[Given request]
Write out the records below word for word, please.

[Input rows]

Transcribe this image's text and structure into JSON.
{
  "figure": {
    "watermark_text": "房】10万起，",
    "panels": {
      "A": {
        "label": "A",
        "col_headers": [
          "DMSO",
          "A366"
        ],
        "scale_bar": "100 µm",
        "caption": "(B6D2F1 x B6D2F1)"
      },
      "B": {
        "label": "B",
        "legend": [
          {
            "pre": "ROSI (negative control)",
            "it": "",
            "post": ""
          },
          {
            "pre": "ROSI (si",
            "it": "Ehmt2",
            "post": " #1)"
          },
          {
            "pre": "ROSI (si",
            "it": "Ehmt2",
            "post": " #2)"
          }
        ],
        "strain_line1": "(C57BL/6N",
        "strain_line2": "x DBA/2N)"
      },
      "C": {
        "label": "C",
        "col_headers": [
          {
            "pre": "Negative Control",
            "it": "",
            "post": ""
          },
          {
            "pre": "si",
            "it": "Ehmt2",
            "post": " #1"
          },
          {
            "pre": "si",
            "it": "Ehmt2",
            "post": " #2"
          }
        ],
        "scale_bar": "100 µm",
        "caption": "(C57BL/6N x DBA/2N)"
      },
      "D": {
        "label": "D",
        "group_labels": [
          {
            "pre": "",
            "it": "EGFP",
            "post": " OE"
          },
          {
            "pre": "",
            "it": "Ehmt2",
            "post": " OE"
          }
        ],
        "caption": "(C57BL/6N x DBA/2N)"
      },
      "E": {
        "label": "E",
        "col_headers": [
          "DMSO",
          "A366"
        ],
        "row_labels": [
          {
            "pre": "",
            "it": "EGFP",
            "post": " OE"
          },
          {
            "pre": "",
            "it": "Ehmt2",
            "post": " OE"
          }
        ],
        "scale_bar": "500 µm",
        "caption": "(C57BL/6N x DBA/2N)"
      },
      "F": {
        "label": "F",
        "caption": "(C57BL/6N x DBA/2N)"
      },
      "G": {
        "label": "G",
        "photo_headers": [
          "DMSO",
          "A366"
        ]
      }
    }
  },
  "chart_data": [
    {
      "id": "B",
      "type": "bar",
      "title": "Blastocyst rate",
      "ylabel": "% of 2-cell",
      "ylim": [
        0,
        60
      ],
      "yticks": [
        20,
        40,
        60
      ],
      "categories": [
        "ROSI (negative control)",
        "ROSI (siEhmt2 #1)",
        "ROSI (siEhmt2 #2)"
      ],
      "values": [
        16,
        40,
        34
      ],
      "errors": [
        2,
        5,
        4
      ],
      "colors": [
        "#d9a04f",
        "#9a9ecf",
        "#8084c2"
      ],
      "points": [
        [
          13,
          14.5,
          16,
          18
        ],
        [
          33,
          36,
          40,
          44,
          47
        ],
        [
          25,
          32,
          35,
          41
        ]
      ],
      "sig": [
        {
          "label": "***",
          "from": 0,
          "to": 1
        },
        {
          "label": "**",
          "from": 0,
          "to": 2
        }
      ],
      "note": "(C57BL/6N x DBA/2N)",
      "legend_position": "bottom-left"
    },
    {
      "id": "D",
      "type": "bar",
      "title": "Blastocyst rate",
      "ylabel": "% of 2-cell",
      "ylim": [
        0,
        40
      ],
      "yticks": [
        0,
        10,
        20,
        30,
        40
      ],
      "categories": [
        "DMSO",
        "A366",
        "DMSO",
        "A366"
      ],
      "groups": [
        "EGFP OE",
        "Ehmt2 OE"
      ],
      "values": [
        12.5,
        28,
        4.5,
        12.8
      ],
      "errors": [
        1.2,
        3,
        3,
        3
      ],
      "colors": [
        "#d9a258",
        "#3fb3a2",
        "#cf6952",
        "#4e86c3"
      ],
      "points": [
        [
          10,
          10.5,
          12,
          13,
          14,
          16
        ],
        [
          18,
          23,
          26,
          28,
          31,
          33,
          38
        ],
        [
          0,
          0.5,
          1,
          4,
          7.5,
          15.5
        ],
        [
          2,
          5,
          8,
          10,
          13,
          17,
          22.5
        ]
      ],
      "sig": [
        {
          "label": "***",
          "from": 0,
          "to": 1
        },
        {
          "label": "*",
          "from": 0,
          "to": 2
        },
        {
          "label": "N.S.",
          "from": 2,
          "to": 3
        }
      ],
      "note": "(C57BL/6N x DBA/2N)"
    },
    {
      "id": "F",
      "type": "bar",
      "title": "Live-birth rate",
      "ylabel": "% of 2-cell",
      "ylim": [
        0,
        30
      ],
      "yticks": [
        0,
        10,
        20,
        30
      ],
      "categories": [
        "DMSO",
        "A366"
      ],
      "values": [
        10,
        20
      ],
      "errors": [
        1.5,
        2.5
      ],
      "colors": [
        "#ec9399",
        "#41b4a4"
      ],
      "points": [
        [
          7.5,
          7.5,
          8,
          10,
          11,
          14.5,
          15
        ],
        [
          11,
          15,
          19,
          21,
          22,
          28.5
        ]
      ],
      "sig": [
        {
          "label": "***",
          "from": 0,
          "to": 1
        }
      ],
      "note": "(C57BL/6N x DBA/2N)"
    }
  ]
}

[Worked solution]
Transcribe this image's text and structure into JSON.
{
  "figure": {
    "watermark_text": "房】10万起，",
    "panels": {
      "A": {
        "label": "A",
        "col_headers": [
          "DMSO",
          "A366"
        ],
        "scale_bar": "100 µm",
        "caption": "(B6D2F1 x B6D2F1)"
      },
      "B": {
        "label": "B",
        "legend": [
          {
            "pre": "ROSI (negative control)",
            "it": "",
            "post": ""
          },
          {
            "pre": "ROSI (si",
            "it": "Ehmt2",
            "post": " #1)"
          },
          {
            "pre": "ROSI (si",
            "it": "Ehmt2",
            "post": " #2)"
          }
        ],
        "strain_line1": "(C57BL/6N",
        "strain_line2": "x DBA/2N)"
      },
      "C": {
        "label": "C",
        "col_headers": [
          {
            "pre": "Negative Control",
            "it": "",
            "post": ""
          },
          {
            "pre": "si",
            "it": "Ehmt2",
            "post": " #1"
          },
          {
            "pre": "si",
            "it": "Ehmt2",
            "post": " #2"
          }
        ],
        "scale_bar": "100 µm",
        "caption": "(C57BL/6N x DBA/2N)"
      },
      "D": {
        "label": "D",
        "group_labels": [
          {
            "pre": "",
            "it": "EGFP",
            "post": " OE"
          },
          {
            "pre": "",
            "it": "Ehmt2",
            "post": " OE"
          }
        ],
        "caption": "(C57BL/6N x DBA/2N)"
      },
      "E": {
        "label": "E",
        "col_headers": [
          "DMSO",
          "A366"
        ],
        "row_labels": [
          {
            "pre": "",
            "it": "EGFP",
            "post": " OE"
          },
          {
            "pre": "",
            "it": "Ehmt2",
            "post": " OE"
          }
        ],
        "scale_bar": "500 µm",
        "caption": "(C57BL/6N x DBA/2N)"
      },
      "F": {
        "label": "F",
        "caption": "(C57BL/6N x DBA/2N)"
      },
      "G": {
        "label": "G",
        "photo_headers": [
          "DMSO",
          "A366"
        ]
      }
    }
  },
  "chart_data": [
    {
      "id": "B",
      "type": "bar",
      "title": "Blastocyst rate",
      "ylabel": "% of 2-cell",
      "ylim": [
        0,
        60
      ],
      "yticks": [
        20,
        40,
        60
      ],
      "categories": [
        "ROSI (negative control)",
        "ROSI (siEhmt2 #1)",
        "ROSI (siEhmt2 #2)"
      ],
      "values": [
        16,
        40,
        34
      ],
      "errors": [
        2,
        5,
        4
      ],
      "colors": [
        "#d9a04f",
        "#9a9ecf",
        "#8084c2"
      ],
      "points": [
        [
          13,
          14.5,
          16,
          18
        ],
        [
          33,
          36,
          40,
          44,
          47
        ],
        [
          25,
          32,
          35,
          41
        ]
      ],
      "sig": [
        {
          "label": "***",
          "from": 0,
          "to": 1
        },
        {
          "label": "**",
          "from": 0,
          "to": 2
        }
      ],
      "note": "(C57BL/6N x DBA/2N)",
      "legend_position": "bottom-left"
    },
    {
      "id": "D",
      "type": "bar",
      "title": "Blastocyst rate",
      "ylabel": "% of 2-cell",
      "ylim": [
        0,
        40
      ],
      "yticks": [
        0,
        10,
        20,
        30,
        40
      ],
      "categories": [
        "DMSO",
        "A366",
        "DMSO",
        "A366"
      ],
      "groups": [
        "EGFP OE",
        "Ehmt2 OE"
      ],
      "values": [
        12.5,
        28,
        4.5,
        12.8
      ],
      "errors": [
        1.2,
        3,
        3,
        3
      ],
      "colors": [
        "#d9a258",
        "#3fb3a2",
        "#cf6952",
        "#4e86c3"
      ],
      "points": [
        [
          10,
          10.5,
          12,
          13,
          14,
          16
        ],
        [
          18,
          23,
          26,
          28,
          31,
          33,
          38
        ],
        [
          0,
          0.5,
          1,
          4,
          7.5,
          15.5
        ],
        [
          2,
          5,
          8,
          10,
          13,
          17,
          22.5
        ]
      ],
      "sig": [
        {
          "label": "***",
          "from": 0,
          "to": 1
        },
        {
          "label": "*",
          "from": 0,
          "to": 2
        },
        {
          "label": "N.S.",
          "from": 2,
          "to": 3
        }
      ],
      "note": "(C57BL/6N x DBA/2N)"
    },
    {
      "id": "F",
      "type": "bar",
      "title": "Live-birth rate",
      "ylabel": "% of 2-cell",
      "ylim": [
        0,
        30
      ],
      "yticks": [
        0,
        10,
        20,
        30
      ],
      "categories": [
        "DMSO",
        "A366"
      ],
      "values": [
        10,
        20
      ],
      "errors": [
        1.5,
        2.5
      ],
      "colors": [
        "#ec9399",
        "#41b4a4"
      ],
      "points": [
        [
          7.5,
          7.5,
          8,
          10,
          11,
          14.5,
          15
        ],
        [
          11,
          15,
          19,
          21,
          22,
          28.5
        ]
      ],
      "sig": [
        {
          "label": "***",
          "from": 0,
          "to": 1
        }
      ],
      "note": "(C57BL/6N x DBA/2N)"
    }
  ]
}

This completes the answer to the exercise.